**Task description**
Gather up every line that includes the string "type".

Figure contents as structured data
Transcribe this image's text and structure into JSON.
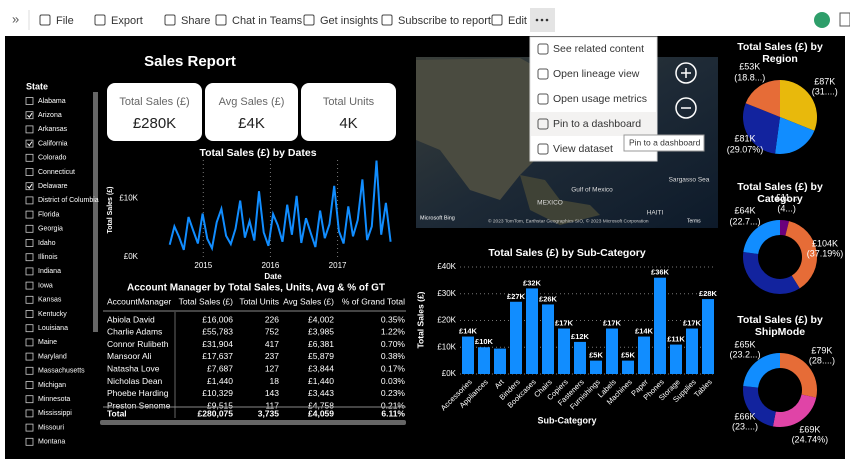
{
  "toolbar": {
    "items": [
      "File",
      "Export",
      "Share",
      "Chat in Teams",
      "Get insights",
      "Subscribe to report",
      "Edit"
    ]
  },
  "menu": {
    "items": [
      "See related content",
      "Open lineage view",
      "Open usage metrics",
      "Pin to a dashboard",
      "View dataset"
    ],
    "tooltip": "Pin to a dashboard"
  },
  "report": {
    "title": "Sales Report"
  },
  "slicer": {
    "title": "State",
    "items": [
      {
        "label": "Alabama",
        "checked": false
      },
      {
        "label": "Arizona",
        "checked": true
      },
      {
        "label": "Arkansas",
        "checked": false
      },
      {
        "label": "California",
        "checked": true
      },
      {
        "label": "Colorado",
        "checked": false
      },
      {
        "label": "Connecticut",
        "checked": false
      },
      {
        "label": "Delaware",
        "checked": true
      },
      {
        "label": "District of Columbia",
        "checked": false
      },
      {
        "label": "Florida",
        "checked": false
      },
      {
        "label": "Georgia",
        "checked": false
      },
      {
        "label": "Idaho",
        "checked": false
      },
      {
        "label": "Illinois",
        "checked": false
      },
      {
        "label": "Indiana",
        "checked": false
      },
      {
        "label": "Iowa",
        "checked": false
      },
      {
        "label": "Kansas",
        "checked": false
      },
      {
        "label": "Kentucky",
        "checked": false
      },
      {
        "label": "Louisiana",
        "checked": false
      },
      {
        "label": "Maine",
        "checked": false
      },
      {
        "label": "Maryland",
        "checked": false
      },
      {
        "label": "Massachusetts",
        "checked": false
      },
      {
        "label": "Michigan",
        "checked": false
      },
      {
        "label": "Minnesota",
        "checked": false
      },
      {
        "label": "Mississippi",
        "checked": false
      },
      {
        "label": "Missouri",
        "checked": false
      },
      {
        "label": "Montana",
        "checked": false
      }
    ]
  },
  "cards": [
    {
      "title": "Total Sales (£)",
      "value": "£280K"
    },
    {
      "title": "Avg Sales (£)",
      "value": "£4K"
    },
    {
      "title": "Total Units",
      "value": "4K"
    }
  ],
  "table": {
    "title": "Account Manager by Total Sales, Units, Avg & % of GT",
    "columns": [
      "AccountManager",
      "Total Sales (£)",
      "Total Units",
      "Avg Sales (£)",
      "% of Grand Total"
    ],
    "rows": [
      [
        "Abiola David",
        "£16,006",
        "226",
        "£4,002",
        "0.35%"
      ],
      [
        "Charlie Adams",
        "£55,783",
        "752",
        "£3,985",
        "1.22%"
      ],
      [
        "Connor Rulibeth",
        "£31,904",
        "417",
        "£6,381",
        "0.70%"
      ],
      [
        "Mansoor Ali",
        "£17,637",
        "237",
        "£5,879",
        "0.38%"
      ],
      [
        "Natasha Love",
        "£7,687",
        "127",
        "£3,844",
        "0.17%"
      ],
      [
        "Nicholas Dean",
        "£1,440",
        "18",
        "£1,440",
        "0.03%"
      ],
      [
        "Phoebe Harding",
        "£10,329",
        "143",
        "£3,443",
        "0.23%"
      ],
      [
        "Preston Senome",
        "£9,515",
        "117",
        "£4,758",
        "0.21%"
      ]
    ],
    "total": [
      "Total",
      "£280,075",
      "3,735",
      "£4,059",
      "6.11%"
    ]
  },
  "map": {
    "labels": [
      "MEXICO",
      "Gulf of Mexico",
      "Sargasso Sea",
      "HAITI"
    ],
    "logo": "Microsoft Bing",
    "attribution": "© 2023 TomTom, Earthstar Geographics SIO, © 2023 Microsoft Corporation",
    "terms": "Terms"
  },
  "chart_data": [
    {
      "type": "line",
      "title": "Total Sales (£) by Dates",
      "x_label": "Date",
      "y_label": "Total Sales (£)",
      "color": "#118dff",
      "grid": "x",
      "x": [
        2014.5,
        2014.57,
        2014.64,
        2014.71,
        2014.78,
        2014.85,
        2014.92,
        2014.99,
        2015.06,
        2015.13,
        2015.2,
        2015.27,
        2015.34,
        2015.41,
        2015.48,
        2015.55,
        2015.62,
        2015.69,
        2015.76,
        2015.83,
        2015.9,
        2015.97,
        2016.04,
        2016.11,
        2016.18,
        2016.25,
        2016.32,
        2016.39,
        2016.46,
        2016.53,
        2016.6,
        2016.67,
        2016.74,
        2016.81,
        2016.88,
        2016.95,
        2017.02,
        2017.09,
        2017.16,
        2017.23,
        2017.3,
        2017.37,
        2017.44,
        2017.51,
        2017.58,
        2017.65,
        2017.72,
        2017.79
      ],
      "values": [
        2100,
        5200,
        3400,
        1200,
        6800,
        4500,
        2300,
        7400,
        3100,
        1500,
        5900,
        8200,
        3600,
        2200,
        4800,
        9600,
        3300,
        6100,
        2800,
        11200,
        4200,
        1900,
        7300,
        5400,
        2600,
        8900,
        3800,
        10400,
        2400,
        6600,
        4100,
        1700,
        7900,
        3200,
        5600,
        12100,
        4400,
        2300,
        8600,
        3500,
        6300,
        13200,
        2900,
        5200,
        16400,
        3800,
        9200,
        2600
      ],
      "xlim": [
        2014.4,
        2017.9
      ],
      "xticks": [
        2015,
        2016,
        2017
      ],
      "ylim": [
        0,
        16500
      ],
      "yticks": [
        {
          "value": 0,
          "label": "£0K"
        },
        {
          "value": 10000,
          "label": "£10K"
        }
      ]
    },
    {
      "type": "bar",
      "title": "Total Sales (£) by Sub-Category",
      "x_label": "Sub-Category",
      "y_label": "Total Sales (£)",
      "color": "#118dff",
      "grid": "y",
      "categories": [
        "Accessories",
        "Appliances",
        "Art",
        "Binders",
        "Bookcases",
        "Chairs",
        "Copiers",
        "Fasteners",
        "Furnishings",
        "Labels",
        "Machines",
        "Paper",
        "Phones",
        "Storage",
        "Supplies",
        "Tables"
      ],
      "values": [
        14000,
        10000,
        9500,
        27000,
        32000,
        26000,
        17000,
        12000,
        5000,
        17000,
        5000,
        14000,
        36000,
        11000,
        17000,
        28000
      ],
      "value_labels": [
        "£14K",
        "£10K",
        null,
        "£27K",
        "£32K",
        "£26K",
        "£17K",
        "£12K",
        "£5K",
        "£17K",
        "£5K",
        "£14K",
        "£36K",
        "£11K",
        "£17K",
        "£28K"
      ],
      "ylim": [
        0,
        40000
      ],
      "yticks": [
        {
          "value": 0,
          "label": "£0K"
        },
        {
          "value": 10000,
          "label": "£10K"
        },
        {
          "value": 20000,
          "label": "£20K"
        },
        {
          "value": 30000,
          "label": "£30K"
        },
        {
          "value": 40000,
          "label": "£40K"
        }
      ]
    },
    {
      "type": "pie",
      "title": "Total Sales (£) by Region",
      "values": [
        87000,
        59000,
        81000,
        53000
      ],
      "colors": [
        "#e8b90c",
        "#118dff",
        "#12239e",
        "#e66c37"
      ],
      "value_labels": [
        "£87K\n(31....)",
        null,
        "£81K\n(29.07%)",
        "£53K\n(18.8...)"
      ]
    },
    {
      "type": "donut",
      "title": "Total Sales (£) by Category",
      "values": [
        11000,
        104000,
        101000,
        64000
      ],
      "colors": [
        "#6b007b",
        "#e66c37",
        "#12239e",
        "#118dff"
      ],
      "value_labels": [
        "£11...\n(4...)",
        "£104K\n(37.19%)",
        null,
        "£64K\n(22.7...)"
      ]
    },
    {
      "type": "donut",
      "title": "Total Sales (£) by ShipMode",
      "values": [
        79000,
        69000,
        66000,
        65000
      ],
      "colors": [
        "#e66c37",
        "#e044a7",
        "#12239e",
        "#118dff"
      ],
      "value_labels": [
        "£79K\n(28....)",
        "£69K\n(24.74%)",
        "£66K\n(23....)",
        "£65K\n(23.2...)"
      ]
    }
  ]
}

**Task output**
      "type": "line",
      "type": "bar",
      "type": "pie",
      "type": "donut",
      "type": "donut",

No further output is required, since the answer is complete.